Given data:
· · · · ·
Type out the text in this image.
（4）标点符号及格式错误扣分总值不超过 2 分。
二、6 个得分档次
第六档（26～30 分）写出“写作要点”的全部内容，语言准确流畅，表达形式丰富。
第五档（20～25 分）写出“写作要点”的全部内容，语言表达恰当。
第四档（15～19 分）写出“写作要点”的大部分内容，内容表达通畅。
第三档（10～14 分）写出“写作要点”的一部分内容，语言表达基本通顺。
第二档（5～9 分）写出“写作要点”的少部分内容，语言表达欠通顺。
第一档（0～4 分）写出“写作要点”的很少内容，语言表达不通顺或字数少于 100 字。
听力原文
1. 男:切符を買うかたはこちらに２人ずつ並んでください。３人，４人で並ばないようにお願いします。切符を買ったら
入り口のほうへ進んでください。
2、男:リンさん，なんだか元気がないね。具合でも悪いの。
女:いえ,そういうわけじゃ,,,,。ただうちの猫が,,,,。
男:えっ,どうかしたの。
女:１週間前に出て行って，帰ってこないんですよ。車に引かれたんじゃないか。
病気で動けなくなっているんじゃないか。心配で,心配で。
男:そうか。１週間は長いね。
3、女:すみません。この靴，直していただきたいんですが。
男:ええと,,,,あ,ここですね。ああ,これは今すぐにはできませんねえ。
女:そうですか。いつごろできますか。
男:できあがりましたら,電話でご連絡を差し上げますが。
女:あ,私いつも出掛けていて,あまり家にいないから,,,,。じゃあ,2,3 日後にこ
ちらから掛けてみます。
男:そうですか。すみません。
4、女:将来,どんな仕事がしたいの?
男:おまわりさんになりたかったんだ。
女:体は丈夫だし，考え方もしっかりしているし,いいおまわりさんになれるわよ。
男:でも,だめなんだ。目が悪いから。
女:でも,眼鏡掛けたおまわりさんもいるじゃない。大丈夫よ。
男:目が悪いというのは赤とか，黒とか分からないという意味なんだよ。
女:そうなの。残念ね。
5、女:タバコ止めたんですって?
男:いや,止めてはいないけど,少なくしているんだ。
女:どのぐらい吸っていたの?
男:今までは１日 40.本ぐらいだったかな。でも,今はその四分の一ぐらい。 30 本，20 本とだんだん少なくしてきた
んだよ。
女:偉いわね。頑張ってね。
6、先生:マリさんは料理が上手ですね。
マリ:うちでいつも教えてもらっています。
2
· · · · ·
The task: Reproduce the full listing exactly.

Answer:
Type out the text in this image.
（4）标点符号及格式错误扣分总值不超过 2 分。
二、6 个得分档次
第六档（26～30 分）写出“写作要点”的全部内容，语言准确流畅，表达形式丰富。
第五档（20～25 分）写出“写作要点”的全部内容，语言表达恰当。
第四档（15～19 分）写出“写作要点”的大部分内容，内容表达通畅。
第三档（10～14 分）写出“写作要点”的一部分内容，语言表达基本通顺。
第二档（5～9 分）写出“写作要点”的少部分内容，语言表达欠通顺。
第一档（0～4 分）写出“写作要点”的很少内容，语言表达不通顺或字数少于 100 字。
听力原文
1. 男:切符を買うかたはこちらに２人ずつ並んでください。３人，４人で並ばないようにお願いします。切符を買ったら
入り口のほうへ進んでください。
2、男:リンさん，なんだか元気がないね。具合でも悪いの。
女:いえ,そういうわけじゃ,,,,。ただうちの猫が,,,,。
男:えっ,どうかしたの。
女:１週間前に出て行って，帰ってこないんですよ。車に引かれたんじゃないか。
病気で動けなくなっているんじゃないか。心配で,心配で。
男:そうか。１週間は長いね。
3、女:すみません。この靴，直していただきたいんですが。
男:ええと,,,,あ,ここですね。ああ,これは今すぐにはできませんねえ。
女:そうですか。いつごろできますか。
男:できあがりましたら,電話でご連絡を差し上げますが。
女:あ,私いつも出掛けていて,あまり家にいないから,,,,。じゃあ,2,3 日後にこ
ちらから掛けてみます。
男:そうですか。すみません。
4、女:将来,どんな仕事がしたいの?
男:おまわりさんになりたかったんだ。
女:体は丈夫だし，考え方もしっかりしているし,いいおまわりさんになれるわよ。
男:でも,だめなんだ。目が悪いから。
女:でも,眼鏡掛けたおまわりさんもいるじゃない。大丈夫よ。
男:目が悪いというのは赤とか，黒とか分からないという意味なんだよ。
女:そうなの。残念ね。
5、女:タバコ止めたんですって?
男:いや,止めてはいないけど,少なくしているんだ。
女:どのぐらい吸っていたの?
男:今までは１日 40.本ぐらいだったかな。でも,今はその四分の一ぐらい。 30 本，20 本とだんだん少なくしてきた
んだよ。
女:偉いわね。頑張ってね。
6、先生:マリさんは料理が上手ですね。
マリ:うちでいつも教えてもらっています。
2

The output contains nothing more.